(Entries with figure data)
________________________________________

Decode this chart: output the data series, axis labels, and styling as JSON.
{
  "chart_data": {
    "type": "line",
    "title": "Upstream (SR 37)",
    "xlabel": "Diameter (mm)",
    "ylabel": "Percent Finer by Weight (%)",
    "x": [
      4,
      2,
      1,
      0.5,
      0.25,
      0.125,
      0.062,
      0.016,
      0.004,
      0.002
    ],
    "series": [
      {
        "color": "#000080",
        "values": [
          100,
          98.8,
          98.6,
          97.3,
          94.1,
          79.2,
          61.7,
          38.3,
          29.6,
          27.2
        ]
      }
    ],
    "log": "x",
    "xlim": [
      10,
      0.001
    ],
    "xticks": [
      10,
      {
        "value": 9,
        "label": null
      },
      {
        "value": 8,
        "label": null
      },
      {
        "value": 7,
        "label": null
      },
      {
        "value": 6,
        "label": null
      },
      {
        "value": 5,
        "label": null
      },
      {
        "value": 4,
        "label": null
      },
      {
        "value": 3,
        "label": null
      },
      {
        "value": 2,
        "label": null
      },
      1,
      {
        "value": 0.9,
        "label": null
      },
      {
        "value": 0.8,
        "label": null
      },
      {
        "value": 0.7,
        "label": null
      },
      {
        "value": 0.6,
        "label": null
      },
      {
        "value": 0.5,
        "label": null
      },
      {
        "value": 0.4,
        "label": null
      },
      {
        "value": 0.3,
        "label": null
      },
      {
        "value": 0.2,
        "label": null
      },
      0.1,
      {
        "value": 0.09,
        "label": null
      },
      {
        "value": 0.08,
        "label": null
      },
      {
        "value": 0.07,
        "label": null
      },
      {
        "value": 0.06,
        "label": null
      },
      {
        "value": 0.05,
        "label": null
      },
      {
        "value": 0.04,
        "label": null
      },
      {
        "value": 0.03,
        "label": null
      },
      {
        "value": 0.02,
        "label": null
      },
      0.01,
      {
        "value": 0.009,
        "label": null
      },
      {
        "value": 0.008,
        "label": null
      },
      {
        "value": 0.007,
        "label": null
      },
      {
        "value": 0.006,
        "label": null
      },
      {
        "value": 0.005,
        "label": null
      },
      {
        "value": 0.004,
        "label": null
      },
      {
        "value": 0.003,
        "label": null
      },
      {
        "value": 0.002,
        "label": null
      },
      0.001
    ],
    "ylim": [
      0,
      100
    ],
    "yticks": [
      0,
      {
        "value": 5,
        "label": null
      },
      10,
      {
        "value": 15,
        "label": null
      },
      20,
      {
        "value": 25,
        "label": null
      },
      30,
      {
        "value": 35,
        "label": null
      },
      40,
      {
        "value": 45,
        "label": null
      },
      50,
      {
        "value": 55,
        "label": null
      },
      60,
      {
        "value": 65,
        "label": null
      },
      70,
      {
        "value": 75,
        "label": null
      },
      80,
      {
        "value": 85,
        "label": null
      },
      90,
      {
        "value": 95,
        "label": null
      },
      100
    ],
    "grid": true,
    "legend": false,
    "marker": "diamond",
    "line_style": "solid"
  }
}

________________________________________

**Goal:**
Your task is to output all of the data above word for word.

**Result:**
Decode this chart: output the data series, axis labels, and styling as JSON.
{
  "chart_data": {
    "type": "line",
    "title": "Upstream (SR 37)",
    "xlabel": "Diameter (mm)",
    "ylabel": "Percent Finer by Weight (%)",
    "x": [
      4,
      2,
      1,
      0.5,
      0.25,
      0.125,
      0.062,
      0.016,
      0.004,
      0.002
    ],
    "series": [
      {
        "color": "#000080",
        "values": [
          100,
          98.8,
          98.6,
          97.3,
          94.1,
          79.2,
          61.7,
          38.3,
          29.6,
          27.2
        ]
      }
    ],
    "log": "x",
    "xlim": [
      10,
      0.001
    ],
    "xticks": [
      10,
      {
        "value": 9,
        "label": null
      },
      {
        "value": 8,
        "label": null
      },
      {
        "value": 7,
        "label": null
      },
      {
        "value": 6,
        "label": null
      },
      {
        "value": 5,
        "label": null
      },
      {
        "value": 4,
        "label": null
      },
      {
        "value": 3,
        "label": null
      },
      {
        "value": 2,
        "label": null
      },
      1,
      {
        "value": 0.9,
        "label": null
      },
      {
        "value": 0.8,
        "label": null
      },
      {
        "value": 0.7,
        "label": null
      },
      {
        "value": 0.6,
        "label": null
      },
      {
        "value": 0.5,
        "label": null
      },
      {
        "value": 0.4,
        "label": null
      },
      {
        "value": 0.3,
        "label": null
      },
      {
        "value": 0.2,
        "label": null
      },
      0.1,
      {
        "value": 0.09,
        "label": null
      },
      {
        "value": 0.08,
        "label": null
      },
      {
        "value": 0.07,
        "label": null
      },
      {
        "value": 0.06,
        "label": null
      },
      {
        "value": 0.05,
        "label": null
      },
      {
        "value": 0.04,
        "label": null
      },
      {
        "value": 0.03,
        "label": null
      },
      {
        "value": 0.02,
        "label": null
      },
      0.01,
      {
        "value": 0.009,
        "label": null
      },
      {
        "value": 0.008,
        "label": null
      },
      {
        "value": 0.007,
        "label": null
      },
      {
        "value": 0.006,
        "label": null
      },
      {
        "value": 0.005,
        "label": null
      },
      {
        "value": 0.004,
        "label": null
      },
      {
        "value": 0.003,
        "label": null
      },
      {
        "value": 0.002,
        "label": null
      },
      0.001
    ],
    "ylim": [
      0,
      100
    ],
    "yticks": [
      0,
      {
        "value": 5,
        "label": null
      },
      10,
      {
        "value": 15,
        "label": null
      },
      20,
      {
        "value": 25,
        "label": null
      },
      30,
      {
        "value": 35,
        "label": null
      },
      40,
      {
        "value": 45,
        "label": null
      },
      50,
      {
        "value": 55,
        "label": null
      },
      60,
      {
        "value": 65,
        "label": null
      },
      70,
      {
        "value": 75,
        "label": null
      },
      80,
      {
        "value": 85,
        "label": null
      },
      90,
      {
        "value": 95,
        "label": null
      },
      100
    ],
    "grid": true,
    "legend": false,
    "marker": "diamond",
    "line_style": "solid"
  }
}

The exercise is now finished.